-- DAFTAR TUGAS --
A: Ulangi tanpa perubahan bagian tulisan tentang Kahayya yang dibuka dengan kata-kata berisi "Oleh: Irma Suryani, S.Ft., Physio., M.Kes;" dan ditutup dengan "Eksekutif Mahasiswa (PM-BEM)".
B: Sambung tulisan tentang Kahayya mulai dari kalimat terakhir yang ditampilkan.

-- HALAMAN --
-*-
Jumat, 14 Nov 2025

Tumbuh Bersama Lereng Kahayya

Katasulsel.com
14 Nov 2025 14:00
Feature 0 156
4 menit membaca

Kahayya tidak pernah benar-benar sunyi, tetapi tahun ini desa itu seperti menemukan detak baru—detak yang lahir dari tangan-tangan muda yang datang bukan membawa janji, melainkan kerja nyata.

Oleh: Irma Suryani, S.Ft., Physio., M.Kes; Asdinar, S. Farm., M. Kes.; dan Bd. Iramaya Sari, S. ST., M. Kes.
Tim Program Pengabdian Masyarakat Badan Eksekutif Mahasiswa (PM-BEM)
STIKes Panrita Husada Bulukumba

Lereng-lereng Kahayya selalu basah di pagi hari. Kabut turun cepat, menyelimuti rumah-rumah kayu yang berdiri di antara kebun kopi yang seperti tidak pernah tidur. Di desa pegunungan itu, suara mesin sangrai kini terdengar bersahut-sahutan dengan suara ayam kampung. Sesuatu sedang tumbuh. Bukan hanya kopi. Tapi cara berpikir.
-*-
-- DATA TERSEDIA --

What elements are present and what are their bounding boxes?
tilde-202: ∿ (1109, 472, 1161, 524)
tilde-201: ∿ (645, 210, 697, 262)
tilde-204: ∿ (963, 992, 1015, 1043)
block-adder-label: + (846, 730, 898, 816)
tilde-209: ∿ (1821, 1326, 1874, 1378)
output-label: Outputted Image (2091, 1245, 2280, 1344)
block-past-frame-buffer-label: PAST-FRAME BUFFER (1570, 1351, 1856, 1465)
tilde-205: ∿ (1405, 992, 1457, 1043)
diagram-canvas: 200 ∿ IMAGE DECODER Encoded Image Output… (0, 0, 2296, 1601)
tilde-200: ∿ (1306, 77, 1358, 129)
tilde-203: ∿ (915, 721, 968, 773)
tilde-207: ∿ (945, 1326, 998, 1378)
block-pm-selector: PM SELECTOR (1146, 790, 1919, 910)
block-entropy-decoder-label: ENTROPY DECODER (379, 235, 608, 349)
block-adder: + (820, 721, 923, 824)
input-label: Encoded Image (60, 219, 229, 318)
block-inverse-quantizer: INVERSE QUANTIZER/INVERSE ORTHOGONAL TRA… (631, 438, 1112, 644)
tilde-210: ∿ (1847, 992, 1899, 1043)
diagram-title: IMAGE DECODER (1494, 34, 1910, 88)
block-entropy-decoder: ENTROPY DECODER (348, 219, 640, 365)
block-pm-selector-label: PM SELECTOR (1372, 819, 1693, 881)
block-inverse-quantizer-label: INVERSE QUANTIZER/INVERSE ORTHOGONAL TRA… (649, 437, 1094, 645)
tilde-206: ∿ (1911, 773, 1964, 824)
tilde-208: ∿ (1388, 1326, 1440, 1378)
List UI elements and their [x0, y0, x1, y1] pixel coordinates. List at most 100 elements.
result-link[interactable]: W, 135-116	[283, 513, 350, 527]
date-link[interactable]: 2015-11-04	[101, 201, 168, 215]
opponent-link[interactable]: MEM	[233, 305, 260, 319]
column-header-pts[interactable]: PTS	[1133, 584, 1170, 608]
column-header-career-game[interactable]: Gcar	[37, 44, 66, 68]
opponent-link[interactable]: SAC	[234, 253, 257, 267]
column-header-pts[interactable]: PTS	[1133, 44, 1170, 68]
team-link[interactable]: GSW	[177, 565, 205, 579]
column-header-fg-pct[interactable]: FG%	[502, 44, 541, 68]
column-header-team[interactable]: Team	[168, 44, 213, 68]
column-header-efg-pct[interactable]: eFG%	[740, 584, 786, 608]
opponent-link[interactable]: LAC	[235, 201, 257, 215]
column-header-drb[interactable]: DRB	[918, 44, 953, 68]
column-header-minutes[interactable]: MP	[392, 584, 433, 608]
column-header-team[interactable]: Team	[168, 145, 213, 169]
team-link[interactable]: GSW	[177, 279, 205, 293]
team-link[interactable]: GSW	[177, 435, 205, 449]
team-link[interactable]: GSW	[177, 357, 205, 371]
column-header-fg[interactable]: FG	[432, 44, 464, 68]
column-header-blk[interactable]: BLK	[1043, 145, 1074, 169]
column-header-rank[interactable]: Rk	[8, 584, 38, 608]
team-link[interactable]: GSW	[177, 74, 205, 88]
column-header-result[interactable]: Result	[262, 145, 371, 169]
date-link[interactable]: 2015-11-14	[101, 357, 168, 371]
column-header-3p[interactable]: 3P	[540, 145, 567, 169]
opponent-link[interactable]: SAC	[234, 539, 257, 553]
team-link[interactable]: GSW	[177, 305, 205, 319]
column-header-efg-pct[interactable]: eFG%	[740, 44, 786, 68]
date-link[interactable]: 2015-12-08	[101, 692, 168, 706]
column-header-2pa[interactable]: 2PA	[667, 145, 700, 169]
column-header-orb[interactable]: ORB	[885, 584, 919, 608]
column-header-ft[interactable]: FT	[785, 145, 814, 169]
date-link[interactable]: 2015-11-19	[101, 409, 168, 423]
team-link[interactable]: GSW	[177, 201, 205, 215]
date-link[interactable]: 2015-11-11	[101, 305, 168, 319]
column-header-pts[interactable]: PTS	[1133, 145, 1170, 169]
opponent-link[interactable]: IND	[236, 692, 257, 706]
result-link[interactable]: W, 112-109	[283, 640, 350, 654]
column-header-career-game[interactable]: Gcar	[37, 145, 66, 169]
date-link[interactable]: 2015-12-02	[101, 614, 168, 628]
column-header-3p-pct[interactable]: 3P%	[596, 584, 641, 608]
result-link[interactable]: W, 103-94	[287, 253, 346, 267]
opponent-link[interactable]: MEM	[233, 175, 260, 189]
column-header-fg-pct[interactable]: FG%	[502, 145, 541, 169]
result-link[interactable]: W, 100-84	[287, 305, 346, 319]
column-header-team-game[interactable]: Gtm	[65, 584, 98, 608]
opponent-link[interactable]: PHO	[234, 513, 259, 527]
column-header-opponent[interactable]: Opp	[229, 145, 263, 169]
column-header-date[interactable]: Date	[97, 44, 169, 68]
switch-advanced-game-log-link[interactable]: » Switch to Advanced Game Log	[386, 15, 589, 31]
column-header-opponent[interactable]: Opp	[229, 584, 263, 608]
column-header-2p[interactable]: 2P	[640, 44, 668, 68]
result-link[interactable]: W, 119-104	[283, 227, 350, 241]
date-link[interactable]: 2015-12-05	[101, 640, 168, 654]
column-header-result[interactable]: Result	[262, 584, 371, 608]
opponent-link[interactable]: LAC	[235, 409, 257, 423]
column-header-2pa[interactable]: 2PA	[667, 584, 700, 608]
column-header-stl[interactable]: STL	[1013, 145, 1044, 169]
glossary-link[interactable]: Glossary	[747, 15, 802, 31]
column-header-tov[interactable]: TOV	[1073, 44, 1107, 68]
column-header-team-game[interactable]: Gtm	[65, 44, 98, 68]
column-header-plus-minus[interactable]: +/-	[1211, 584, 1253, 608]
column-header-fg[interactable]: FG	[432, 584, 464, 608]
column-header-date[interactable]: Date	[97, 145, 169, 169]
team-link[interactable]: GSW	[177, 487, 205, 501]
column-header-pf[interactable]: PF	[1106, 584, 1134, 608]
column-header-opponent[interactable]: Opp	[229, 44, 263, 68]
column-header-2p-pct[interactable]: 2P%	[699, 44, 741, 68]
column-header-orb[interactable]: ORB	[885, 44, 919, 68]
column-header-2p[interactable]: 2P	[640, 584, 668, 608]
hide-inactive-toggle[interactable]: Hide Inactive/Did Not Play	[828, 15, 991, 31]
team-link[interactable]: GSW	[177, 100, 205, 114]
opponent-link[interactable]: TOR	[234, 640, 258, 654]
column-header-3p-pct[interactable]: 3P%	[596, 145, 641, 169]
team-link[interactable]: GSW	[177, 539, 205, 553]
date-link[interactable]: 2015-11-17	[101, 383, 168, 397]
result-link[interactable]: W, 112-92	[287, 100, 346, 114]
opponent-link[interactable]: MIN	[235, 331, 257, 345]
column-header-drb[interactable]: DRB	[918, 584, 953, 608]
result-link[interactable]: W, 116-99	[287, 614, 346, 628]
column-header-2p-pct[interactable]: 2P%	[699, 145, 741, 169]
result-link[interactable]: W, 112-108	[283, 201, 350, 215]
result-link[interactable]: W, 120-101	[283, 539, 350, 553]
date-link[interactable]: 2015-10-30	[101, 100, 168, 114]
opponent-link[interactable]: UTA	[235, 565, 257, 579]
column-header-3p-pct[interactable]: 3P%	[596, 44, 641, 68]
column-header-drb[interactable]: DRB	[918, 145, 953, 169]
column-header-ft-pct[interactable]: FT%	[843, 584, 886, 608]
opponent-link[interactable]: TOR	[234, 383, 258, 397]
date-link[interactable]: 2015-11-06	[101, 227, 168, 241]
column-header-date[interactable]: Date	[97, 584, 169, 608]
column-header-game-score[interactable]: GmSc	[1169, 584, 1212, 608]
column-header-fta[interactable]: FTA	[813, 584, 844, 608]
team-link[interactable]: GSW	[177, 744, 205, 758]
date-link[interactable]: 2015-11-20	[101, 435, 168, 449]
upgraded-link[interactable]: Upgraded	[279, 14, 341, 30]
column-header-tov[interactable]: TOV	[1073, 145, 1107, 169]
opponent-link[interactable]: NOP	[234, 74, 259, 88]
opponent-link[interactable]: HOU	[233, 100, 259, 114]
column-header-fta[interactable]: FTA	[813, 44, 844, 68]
-*-
-- JAWABAN TUGAS --
A:
Oleh: Irma Suryani, S.Ft., Physio., M.Kes; Asdinar, S. Farm., M. Kes.; dan Bd. Iramaya Sari, S. ST., M. Kes.
Tim Program Pengabdian Masyarakat Badan Eksekutif Mahasiswa (PM-BEM)

B:
Selama bertahun-tahun, petani Kahayya hidup dari kopi yang rasanya dicari orang kota, tetapi nasibnya tidak selalu membaik. Produktivitas yang mandek di angka 0,6 ton per hektar. Hasil panen yang tidak seragam. Pengolahan yang serba manual. Pasar yang tidak sampai ke mana-mana. Dan di balik itu semua, ancaman longsor membuat warga harus selalu mendengar suara tanah, bukan hanya cuaca.

Lalu datanglah sekelompok anak muda dari STIKes Panrita Husada Bulukumba. Anak-anak kampus dengan sepatu yang cepat kotor karena tanah liat, tapi matanya tajam melihat potensi dan masalah. Mereka datang bukan untuk menggurui. Mereka datang untuk menemani.

Program mereka diberi nama yang sederhana tapi tepat: “Tumbuh Bersama Lereng.”
Tahun pendanaan 2025 menjadi semacam tonggak: apakah desa di ketinggian Kindang itu bisa menanjak bersama? Atau tetap di tempat yang sama?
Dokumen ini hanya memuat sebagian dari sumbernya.